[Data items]
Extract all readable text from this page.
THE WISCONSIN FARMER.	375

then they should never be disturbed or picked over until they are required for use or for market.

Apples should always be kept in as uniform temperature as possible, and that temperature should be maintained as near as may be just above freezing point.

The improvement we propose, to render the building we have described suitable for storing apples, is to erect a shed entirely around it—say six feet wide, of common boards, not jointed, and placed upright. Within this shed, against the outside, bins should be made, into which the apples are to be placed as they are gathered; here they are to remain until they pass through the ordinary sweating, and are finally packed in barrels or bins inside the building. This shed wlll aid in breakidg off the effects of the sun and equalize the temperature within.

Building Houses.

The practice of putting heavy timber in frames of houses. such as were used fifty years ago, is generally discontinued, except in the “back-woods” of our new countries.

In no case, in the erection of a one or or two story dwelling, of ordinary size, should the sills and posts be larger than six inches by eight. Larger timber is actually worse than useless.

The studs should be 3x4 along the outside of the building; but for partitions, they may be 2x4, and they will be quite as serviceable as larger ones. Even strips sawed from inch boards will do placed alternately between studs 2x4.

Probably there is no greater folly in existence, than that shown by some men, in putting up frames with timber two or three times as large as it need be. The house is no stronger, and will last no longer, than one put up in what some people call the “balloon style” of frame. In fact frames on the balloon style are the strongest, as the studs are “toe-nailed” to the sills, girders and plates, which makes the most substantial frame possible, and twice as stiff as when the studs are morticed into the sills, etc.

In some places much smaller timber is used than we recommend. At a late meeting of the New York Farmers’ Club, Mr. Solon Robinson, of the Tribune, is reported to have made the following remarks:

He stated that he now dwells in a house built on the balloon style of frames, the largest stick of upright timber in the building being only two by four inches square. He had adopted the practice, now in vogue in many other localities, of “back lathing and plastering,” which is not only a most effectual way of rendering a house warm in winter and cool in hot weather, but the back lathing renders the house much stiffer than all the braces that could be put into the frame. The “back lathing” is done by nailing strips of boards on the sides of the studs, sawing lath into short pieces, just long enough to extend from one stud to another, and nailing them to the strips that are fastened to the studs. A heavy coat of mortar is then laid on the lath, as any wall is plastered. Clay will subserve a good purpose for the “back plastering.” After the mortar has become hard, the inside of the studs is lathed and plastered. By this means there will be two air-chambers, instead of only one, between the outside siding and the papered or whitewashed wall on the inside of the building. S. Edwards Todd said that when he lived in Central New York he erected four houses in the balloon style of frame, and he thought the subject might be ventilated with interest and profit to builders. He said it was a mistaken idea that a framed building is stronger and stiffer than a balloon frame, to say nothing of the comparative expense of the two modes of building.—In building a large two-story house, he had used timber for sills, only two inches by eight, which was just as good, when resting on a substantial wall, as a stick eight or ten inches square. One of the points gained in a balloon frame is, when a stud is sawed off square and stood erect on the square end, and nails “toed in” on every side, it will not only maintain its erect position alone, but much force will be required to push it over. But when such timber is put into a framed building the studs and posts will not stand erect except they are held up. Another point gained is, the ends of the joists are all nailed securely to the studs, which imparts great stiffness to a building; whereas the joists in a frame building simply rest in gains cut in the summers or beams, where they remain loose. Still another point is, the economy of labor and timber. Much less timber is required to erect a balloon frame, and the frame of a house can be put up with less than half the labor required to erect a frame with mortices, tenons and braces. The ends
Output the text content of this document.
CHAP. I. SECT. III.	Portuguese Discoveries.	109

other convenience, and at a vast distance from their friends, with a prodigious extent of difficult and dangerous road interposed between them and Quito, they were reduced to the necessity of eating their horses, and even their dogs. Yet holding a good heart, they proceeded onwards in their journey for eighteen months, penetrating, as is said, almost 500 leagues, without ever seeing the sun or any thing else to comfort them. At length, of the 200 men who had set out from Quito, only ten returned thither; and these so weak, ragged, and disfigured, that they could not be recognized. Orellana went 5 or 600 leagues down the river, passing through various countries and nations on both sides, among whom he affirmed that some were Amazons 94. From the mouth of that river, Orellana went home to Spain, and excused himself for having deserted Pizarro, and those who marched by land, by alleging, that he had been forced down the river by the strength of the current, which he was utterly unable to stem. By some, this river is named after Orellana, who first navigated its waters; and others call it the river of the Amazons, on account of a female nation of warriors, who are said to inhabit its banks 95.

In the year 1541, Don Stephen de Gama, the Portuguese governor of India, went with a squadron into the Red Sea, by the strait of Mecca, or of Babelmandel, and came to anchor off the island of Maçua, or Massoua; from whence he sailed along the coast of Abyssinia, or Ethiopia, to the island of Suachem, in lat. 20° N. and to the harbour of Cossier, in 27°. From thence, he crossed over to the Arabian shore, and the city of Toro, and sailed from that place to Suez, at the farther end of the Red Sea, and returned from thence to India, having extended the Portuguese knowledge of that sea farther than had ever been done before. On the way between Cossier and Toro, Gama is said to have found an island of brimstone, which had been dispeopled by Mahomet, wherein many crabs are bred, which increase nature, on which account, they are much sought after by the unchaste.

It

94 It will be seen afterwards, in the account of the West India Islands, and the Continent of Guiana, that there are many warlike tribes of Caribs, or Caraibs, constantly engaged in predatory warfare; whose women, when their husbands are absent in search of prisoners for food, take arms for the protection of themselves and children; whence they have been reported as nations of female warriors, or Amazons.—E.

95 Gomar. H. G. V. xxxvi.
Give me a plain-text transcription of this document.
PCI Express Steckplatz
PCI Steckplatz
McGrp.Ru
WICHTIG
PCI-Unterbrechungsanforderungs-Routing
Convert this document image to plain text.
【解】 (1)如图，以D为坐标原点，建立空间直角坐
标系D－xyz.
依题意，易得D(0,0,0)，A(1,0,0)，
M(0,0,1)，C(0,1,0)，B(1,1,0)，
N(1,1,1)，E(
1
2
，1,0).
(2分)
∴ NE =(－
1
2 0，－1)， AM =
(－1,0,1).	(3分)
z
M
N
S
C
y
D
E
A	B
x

→ **GIVEN REQUEST**:
Using the entries above, please restate each one word for word.

→ **OUTPUT**:
Extract all readable text from this page.
THE WISCONSIN FARMER.	375

then they should never be disturbed or picked over until they are required for use or for market.

Apples should always be kept in as uniform temperature as possible, and that temperature should be maintained as near as may be just above freezing point.

The improvement we propose, to render the building we have described suitable for storing apples, is to erect a shed entirely around it—say six feet wide, of common boards, not jointed, and placed upright. Within this shed, against the outside, bins should be made, into which the apples are to be placed as they are gathered; here they are to remain until they pass through the ordinary sweating, and are finally packed in barrels or bins inside the building. This shed wlll aid in breakidg off the effects of the sun and equalize the temperature within.

Building Houses.

The practice of putting heavy timber in frames of houses. such as were used fifty years ago, is generally discontinued, except in the “back-woods” of our new countries.

In no case, in the erection of a one or or two story dwelling, of ordinary size, should the sills and posts be larger than six inches by eight. Larger timber is actually worse than useless.

The studs should be 3x4 along the outside of the building; but for partitions, they may be 2x4, and they will be quite as serviceable as larger ones. Even strips sawed from inch boards will do placed alternately between studs 2x4.

Probably there is no greater folly in existence, than that shown by some men, in putting up frames with timber two or three times as large as it need be. The house is no stronger, and will last no longer, than one put up in what some people call the “balloon style” of frame. In fact frames on the balloon style are the strongest, as the studs are “toe-nailed” to the sills, girders and plates, which makes the most substantial frame possible, and twice as stiff as when the studs are morticed into the sills, etc.

In some places much smaller timber is used than we recommend. At a late meeting of the New York Farmers’ Club, Mr. Solon Robinson, of the Tribune, is reported to have made the following remarks:

He stated that he now dwells in a house built on the balloon style of frames, the largest stick of upright timber in the building being only two by four inches square. He had adopted the practice, now in vogue in many other localities, of “back lathing and plastering,” which is not only a most effectual way of rendering a house warm in winter and cool in hot weather, but the back lathing renders the house much stiffer than all the braces that could be put into the frame. The “back lathing” is done by nailing strips of boards on the sides of the studs, sawing lath into short pieces, just long enough to extend from one stud to another, and nailing them to the strips that are fastened to the studs. A heavy coat of mortar is then laid on the lath, as any wall is plastered. Clay will subserve a good purpose for the “back plastering.” After the mortar has become hard, the inside of the studs is lathed and plastered. By this means there will be two air-chambers, instead of only one, between the outside siding and the papered or whitewashed wall on the inside of the building. S. Edwards Todd said that when he lived in Central New York he erected four houses in the balloon style of frame, and he thought the subject might be ventilated with interest and profit to builders. He said it was a mistaken idea that a framed building is stronger and stiffer than a balloon frame, to say nothing of the comparative expense of the two modes of building.—In building a large two-story house, he had used timber for sills, only two inches by eight, which was just as good, when resting on a substantial wall, as a stick eight or ten inches square. One of the points gained in a balloon frame is, when a stud is sawed off square and stood erect on the square end, and nails “toed in” on every side, it will not only maintain its erect position alone, but much force will be required to push it over. But when such timber is put into a framed building the studs and posts will not stand erect except they are held up. Another point gained is, the ends of the joists are all nailed securely to the studs, which imparts great stiffness to a building; whereas the joists in a frame building simply rest in gains cut in the summers or beams, where they remain loose. Still another point is, the economy of labor and timber. Much less timber is required to erect a balloon frame, and the frame of a house can be put up with less than half the labor required to erect a frame with mortices, tenons and braces. The ends
Output the text content of this document.
CHAP. I. SECT. III.	Portuguese Discoveries.	109

other convenience, and at a vast distance from their friends, with a prodigious extent of difficult and dangerous road interposed between them and Quito, they were reduced to the necessity of eating their horses, and even their dogs. Yet holding a good heart, they proceeded onwards in their journey for eighteen months, penetrating, as is said, almost 500 leagues, without ever seeing the sun or any thing else to comfort them. At length, of the 200 men who had set out from Quito, only ten returned thither; and these so weak, ragged, and disfigured, that they could not be recognized. Orellana went 5 or 600 leagues down the river, passing through various countries and nations on both sides, among whom he affirmed that some were Amazons 94. From the mouth of that river, Orellana went home to Spain, and excused himself for having deserted Pizarro, and those who marched by land, by alleging, that he had been forced down the river by the strength of the current, which he was utterly unable to stem. By some, this river is named after Orellana, who first navigated its waters; and others call it the river of the Amazons, on account of a female nation of warriors, who are said to inhabit its banks 95.

In the year 1541, Don Stephen de Gama, the Portuguese governor of India, went with a squadron into the Red Sea, by the strait of Mecca, or of Babelmandel, and came to anchor off the island of Maçua, or Massoua; from whence he sailed along the coast of Abyssinia, or Ethiopia, to the island of Suachem, in lat. 20° N. and to the harbour of Cossier, in 27°. From thence, he crossed over to the Arabian shore, and the city of Toro, and sailed from that place to Suez, at the farther end of the Red Sea, and returned from thence to India, having extended the Portuguese knowledge of that sea farther than had ever been done before. On the way between Cossier and Toro, Gama is said to have found an island of brimstone, which had been dispeopled by Mahomet, wherein many crabs are bred, which increase nature, on which account, they are much sought after by the unchaste.

It

94 It will be seen afterwards, in the account of the West India Islands, and the Continent of Guiana, that there are many warlike tribes of Caribs, or Caraibs, constantly engaged in predatory warfare; whose women, when their husbands are absent in search of prisoners for food, take arms for the protection of themselves and children; whence they have been reported as nations of female warriors, or Amazons.—E.

95 Gomar. H. G. V. xxxvi.
Give me a plain-text transcription of this document.
PCI Express Steckplatz
PCI Steckplatz
McGrp.Ru
WICHTIG
PCI-Unterbrechungsanforderungs-Routing
Convert this document image to plain text.
【解】 (1)如图，以D为坐标原点，建立空间直角坐
标系D－xyz.
依题意，易得D(0,0,0)，A(1,0,0)，
M(0,0,1)，C(0,1,0)，B(1,1,0)，
N(1,1,1)，E(
1
2
，1,0).
(2分)
∴ NE =(－
1
2 0，－1)， AM =
(－1,0,1).	(3分)
z
M
N
S
C
y
D
E
A	B
x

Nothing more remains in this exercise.